◆ **Task details**: Leave out the pictures and repeat every record exactly.

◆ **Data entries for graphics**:
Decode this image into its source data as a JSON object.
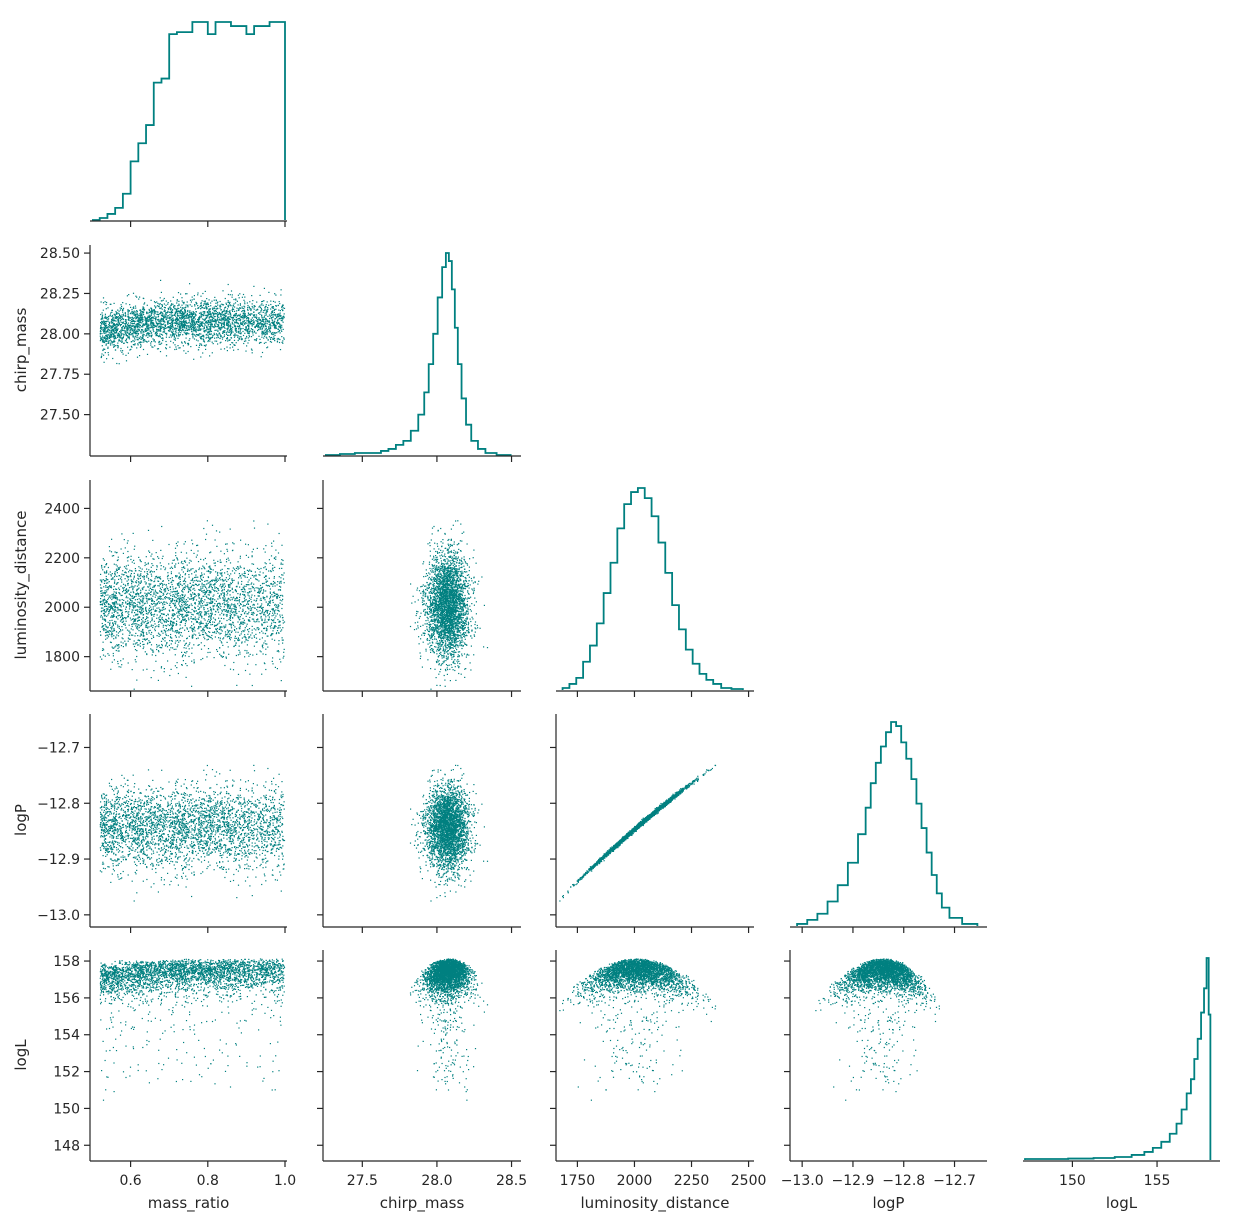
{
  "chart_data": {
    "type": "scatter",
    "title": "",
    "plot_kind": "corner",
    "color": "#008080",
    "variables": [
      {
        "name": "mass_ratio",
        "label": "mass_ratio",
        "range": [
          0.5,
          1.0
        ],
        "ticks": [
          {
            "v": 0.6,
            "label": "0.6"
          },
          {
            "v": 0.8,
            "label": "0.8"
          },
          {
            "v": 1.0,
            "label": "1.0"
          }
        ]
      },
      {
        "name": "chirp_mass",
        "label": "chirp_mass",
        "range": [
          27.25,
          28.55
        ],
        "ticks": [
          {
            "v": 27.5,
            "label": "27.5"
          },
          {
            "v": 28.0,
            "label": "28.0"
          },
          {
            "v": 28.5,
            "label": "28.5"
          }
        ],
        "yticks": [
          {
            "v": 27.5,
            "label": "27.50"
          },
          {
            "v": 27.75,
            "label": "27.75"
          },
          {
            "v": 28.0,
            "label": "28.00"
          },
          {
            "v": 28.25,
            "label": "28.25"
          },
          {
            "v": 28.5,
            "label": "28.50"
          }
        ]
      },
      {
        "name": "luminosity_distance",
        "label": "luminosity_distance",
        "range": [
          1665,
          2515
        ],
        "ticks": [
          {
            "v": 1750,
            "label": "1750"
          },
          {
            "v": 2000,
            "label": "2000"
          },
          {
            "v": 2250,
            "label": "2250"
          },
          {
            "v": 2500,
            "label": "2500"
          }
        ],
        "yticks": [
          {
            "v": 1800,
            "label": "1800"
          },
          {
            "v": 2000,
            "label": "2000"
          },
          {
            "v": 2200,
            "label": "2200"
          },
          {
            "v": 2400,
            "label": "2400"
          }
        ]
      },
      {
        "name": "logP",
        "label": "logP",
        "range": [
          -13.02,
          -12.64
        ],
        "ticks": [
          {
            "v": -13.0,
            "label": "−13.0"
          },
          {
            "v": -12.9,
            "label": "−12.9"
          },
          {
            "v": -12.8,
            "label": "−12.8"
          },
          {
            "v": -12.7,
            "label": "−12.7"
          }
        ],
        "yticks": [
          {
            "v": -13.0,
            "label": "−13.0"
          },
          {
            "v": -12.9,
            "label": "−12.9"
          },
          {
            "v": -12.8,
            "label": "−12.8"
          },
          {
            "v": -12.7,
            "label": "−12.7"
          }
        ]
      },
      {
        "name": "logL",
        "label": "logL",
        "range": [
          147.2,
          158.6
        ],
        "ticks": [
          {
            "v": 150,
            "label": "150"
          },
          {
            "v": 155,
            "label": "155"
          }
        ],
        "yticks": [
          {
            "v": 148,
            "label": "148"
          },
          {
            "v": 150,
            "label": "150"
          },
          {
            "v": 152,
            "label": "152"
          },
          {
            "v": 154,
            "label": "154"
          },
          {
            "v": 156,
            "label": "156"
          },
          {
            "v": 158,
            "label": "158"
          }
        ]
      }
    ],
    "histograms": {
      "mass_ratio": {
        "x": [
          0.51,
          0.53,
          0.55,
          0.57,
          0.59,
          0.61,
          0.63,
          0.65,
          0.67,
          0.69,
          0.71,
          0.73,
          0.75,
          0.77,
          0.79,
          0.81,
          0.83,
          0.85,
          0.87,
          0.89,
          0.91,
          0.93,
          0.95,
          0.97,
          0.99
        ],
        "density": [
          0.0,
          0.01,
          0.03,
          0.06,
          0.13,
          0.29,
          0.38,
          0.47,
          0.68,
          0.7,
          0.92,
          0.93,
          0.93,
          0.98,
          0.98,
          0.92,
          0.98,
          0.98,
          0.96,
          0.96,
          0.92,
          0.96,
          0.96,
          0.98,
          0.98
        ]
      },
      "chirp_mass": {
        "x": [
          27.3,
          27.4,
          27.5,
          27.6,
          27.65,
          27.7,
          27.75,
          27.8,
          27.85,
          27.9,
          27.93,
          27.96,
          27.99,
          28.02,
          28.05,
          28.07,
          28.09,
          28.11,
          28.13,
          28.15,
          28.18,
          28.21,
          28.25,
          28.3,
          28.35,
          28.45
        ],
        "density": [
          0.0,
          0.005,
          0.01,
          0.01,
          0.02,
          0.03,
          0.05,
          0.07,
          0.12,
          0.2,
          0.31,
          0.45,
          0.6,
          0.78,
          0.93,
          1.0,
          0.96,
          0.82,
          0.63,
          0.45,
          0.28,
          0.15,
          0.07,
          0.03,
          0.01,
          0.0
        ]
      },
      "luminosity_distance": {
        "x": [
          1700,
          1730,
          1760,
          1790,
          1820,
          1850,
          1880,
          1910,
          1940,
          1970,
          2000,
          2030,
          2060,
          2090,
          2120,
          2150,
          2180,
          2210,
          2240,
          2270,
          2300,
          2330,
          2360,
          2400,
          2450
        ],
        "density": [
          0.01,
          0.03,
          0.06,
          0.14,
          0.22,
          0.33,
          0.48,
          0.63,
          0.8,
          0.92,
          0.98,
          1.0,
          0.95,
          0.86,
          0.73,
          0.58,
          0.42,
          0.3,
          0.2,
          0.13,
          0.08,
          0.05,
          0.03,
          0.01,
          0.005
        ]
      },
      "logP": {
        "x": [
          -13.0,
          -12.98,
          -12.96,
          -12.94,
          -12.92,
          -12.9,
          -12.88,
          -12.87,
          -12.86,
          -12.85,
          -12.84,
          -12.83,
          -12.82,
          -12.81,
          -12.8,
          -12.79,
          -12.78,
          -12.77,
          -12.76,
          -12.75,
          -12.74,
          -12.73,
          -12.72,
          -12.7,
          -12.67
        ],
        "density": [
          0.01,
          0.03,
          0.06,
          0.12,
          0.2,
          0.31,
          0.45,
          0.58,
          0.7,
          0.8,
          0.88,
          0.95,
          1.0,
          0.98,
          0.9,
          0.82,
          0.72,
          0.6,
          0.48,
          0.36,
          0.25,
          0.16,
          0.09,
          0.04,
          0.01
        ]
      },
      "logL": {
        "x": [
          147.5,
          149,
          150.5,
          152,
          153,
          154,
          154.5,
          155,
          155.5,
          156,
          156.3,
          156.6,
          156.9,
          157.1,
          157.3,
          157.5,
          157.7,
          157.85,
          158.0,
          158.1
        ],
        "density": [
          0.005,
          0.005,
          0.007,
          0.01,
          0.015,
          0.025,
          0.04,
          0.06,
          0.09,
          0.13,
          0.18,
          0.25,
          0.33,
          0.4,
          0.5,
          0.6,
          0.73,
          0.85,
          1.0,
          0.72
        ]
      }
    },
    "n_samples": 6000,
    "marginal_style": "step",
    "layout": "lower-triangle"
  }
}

◆ **Finished answer**:
Decode this image into its source data as a JSON object.
{
  "chart_data": {
    "type": "scatter",
    "title": "",
    "plot_kind": "corner",
    "color": "#008080",
    "variables": [
      {
        "name": "mass_ratio",
        "label": "mass_ratio",
        "range": [
          0.5,
          1.0
        ],
        "ticks": [
          {
            "v": 0.6,
            "label": "0.6"
          },
          {
            "v": 0.8,
            "label": "0.8"
          },
          {
            "v": 1.0,
            "label": "1.0"
          }
        ]
      },
      {
        "name": "chirp_mass",
        "label": "chirp_mass",
        "range": [
          27.25,
          28.55
        ],
        "ticks": [
          {
            "v": 27.5,
            "label": "27.5"
          },
          {
            "v": 28.0,
            "label": "28.0"
          },
          {
            "v": 28.5,
            "label": "28.5"
          }
        ],
        "yticks": [
          {
            "v": 27.5,
            "label": "27.50"
          },
          {
            "v": 27.75,
            "label": "27.75"
          },
          {
            "v": 28.0,
            "label": "28.00"
          },
          {
            "v": 28.25,
            "label": "28.25"
          },
          {
            "v": 28.5,
            "label": "28.50"
          }
        ]
      },
      {
        "name": "luminosity_distance",
        "label": "luminosity_distance",
        "range": [
          1665,
          2515
        ],
        "ticks": [
          {
            "v": 1750,
            "label": "1750"
          },
          {
            "v": 2000,
            "label": "2000"
          },
          {
            "v": 2250,
            "label": "2250"
          },
          {
            "v": 2500,
            "label": "2500"
          }
        ],
        "yticks": [
          {
            "v": 1800,
            "label": "1800"
          },
          {
            "v": 2000,
            "label": "2000"
          },
          {
            "v": 2200,
            "label": "2200"
          },
          {
            "v": 2400,
            "label": "2400"
          }
        ]
      },
      {
        "name": "logP",
        "label": "logP",
        "range": [
          -13.02,
          -12.64
        ],
        "ticks": [
          {
            "v": -13.0,
            "label": "−13.0"
          },
          {
            "v": -12.9,
            "label": "−12.9"
          },
          {
            "v": -12.8,
            "label": "−12.8"
          },
          {
            "v": -12.7,
            "label": "−12.7"
          }
        ],
        "yticks": [
          {
            "v": -13.0,
            "label": "−13.0"
          },
          {
            "v": -12.9,
            "label": "−12.9"
          },
          {
            "v": -12.8,
            "label": "−12.8"
          },
          {
            "v": -12.7,
            "label": "−12.7"
          }
        ]
      },
      {
        "name": "logL",
        "label": "logL",
        "range": [
          147.2,
          158.6
        ],
        "ticks": [
          {
            "v": 150,
            "label": "150"
          },
          {
            "v": 155,
            "label": "155"
          }
        ],
        "yticks": [
          {
            "v": 148,
            "label": "148"
          },
          {
            "v": 150,
            "label": "150"
          },
          {
            "v": 152,
            "label": "152"
          },
          {
            "v": 154,
            "label": "154"
          },
          {
            "v": 156,
            "label": "156"
          },
          {
            "v": 158,
            "label": "158"
          }
        ]
      }
    ],
    "histograms": {
      "mass_ratio": {
        "x": [
          0.51,
          0.53,
          0.55,
          0.57,
          0.59,
          0.61,
          0.63,
          0.65,
          0.67,
          0.69,
          0.71,
          0.73,
          0.75,
          0.77,
          0.79,
          0.81,
          0.83,
          0.85,
          0.87,
          0.89,
          0.91,
          0.93,
          0.95,
          0.97,
          0.99
        ],
        "density": [
          0.0,
          0.01,
          0.03,
          0.06,
          0.13,
          0.29,
          0.38,
          0.47,
          0.68,
          0.7,
          0.92,
          0.93,
          0.93,
          0.98,
          0.98,
          0.92,
          0.98,
          0.98,
          0.96,
          0.96,
          0.92,
          0.96,
          0.96,
          0.98,
          0.98
        ]
      },
      "chirp_mass": {
        "x": [
          27.3,
          27.4,
          27.5,
          27.6,
          27.65,
          27.7,
          27.75,
          27.8,
          27.85,
          27.9,
          27.93,
          27.96,
          27.99,
          28.02,
          28.05,
          28.07,
          28.09,
          28.11,
          28.13,
          28.15,
          28.18,
          28.21,
          28.25,
          28.3,
          28.35,
          28.45
        ],
        "density": [
          0.0,
          0.005,
          0.01,
          0.01,
          0.02,
          0.03,
          0.05,
          0.07,
          0.12,
          0.2,
          0.31,
          0.45,
          0.6,
          0.78,
          0.93,
          1.0,
          0.96,
          0.82,
          0.63,
          0.45,
          0.28,
          0.15,
          0.07,
          0.03,
          0.01,
          0.0
        ]
      },
      "luminosity_distance": {
        "x": [
          1700,
          1730,
          1760,
          1790,
          1820,
          1850,
          1880,
          1910,
          1940,
          1970,
          2000,
          2030,
          2060,
          2090,
          2120,
          2150,
          2180,
          2210,
          2240,
          2270,
          2300,
          2330,
          2360,
          2400,
          2450
        ],
        "density": [
          0.01,
          0.03,
          0.06,
          0.14,
          0.22,
          0.33,
          0.48,
          0.63,
          0.8,
          0.92,
          0.98,
          1.0,
          0.95,
          0.86,
          0.73,
          0.58,
          0.42,
          0.3,
          0.2,
          0.13,
          0.08,
          0.05,
          0.03,
          0.01,
          0.005
        ]
      },
      "logP": {
        "x": [
          -13.0,
          -12.98,
          -12.96,
          -12.94,
          -12.92,
          -12.9,
          -12.88,
          -12.87,
          -12.86,
          -12.85,
          -12.84,
          -12.83,
          -12.82,
          -12.81,
          -12.8,
          -12.79,
          -12.78,
          -12.77,
          -12.76,
          -12.75,
          -12.74,
          -12.73,
          -12.72,
          -12.7,
          -12.67
        ],
        "density": [
          0.01,
          0.03,
          0.06,
          0.12,
          0.2,
          0.31,
          0.45,
          0.58,
          0.7,
          0.8,
          0.88,
          0.95,
          1.0,
          0.98,
          0.9,
          0.82,
          0.72,
          0.6,
          0.48,
          0.36,
          0.25,
          0.16,
          0.09,
          0.04,
          0.01
        ]
      },
      "logL": {
        "x": [
          147.5,
          149,
          150.5,
          152,
          153,
          154,
          154.5,
          155,
          155.5,
          156,
          156.3,
          156.6,
          156.9,
          157.1,
          157.3,
          157.5,
          157.7,
          157.85,
          158.0,
          158.1
        ],
        "density": [
          0.005,
          0.005,
          0.007,
          0.01,
          0.015,
          0.025,
          0.04,
          0.06,
          0.09,
          0.13,
          0.18,
          0.25,
          0.33,
          0.4,
          0.5,
          0.6,
          0.73,
          0.85,
          1.0,
          0.72
        ]
      }
    },
    "n_samples": 6000,
    "marginal_style": "step",
    "layout": "lower-triangle"
  }
}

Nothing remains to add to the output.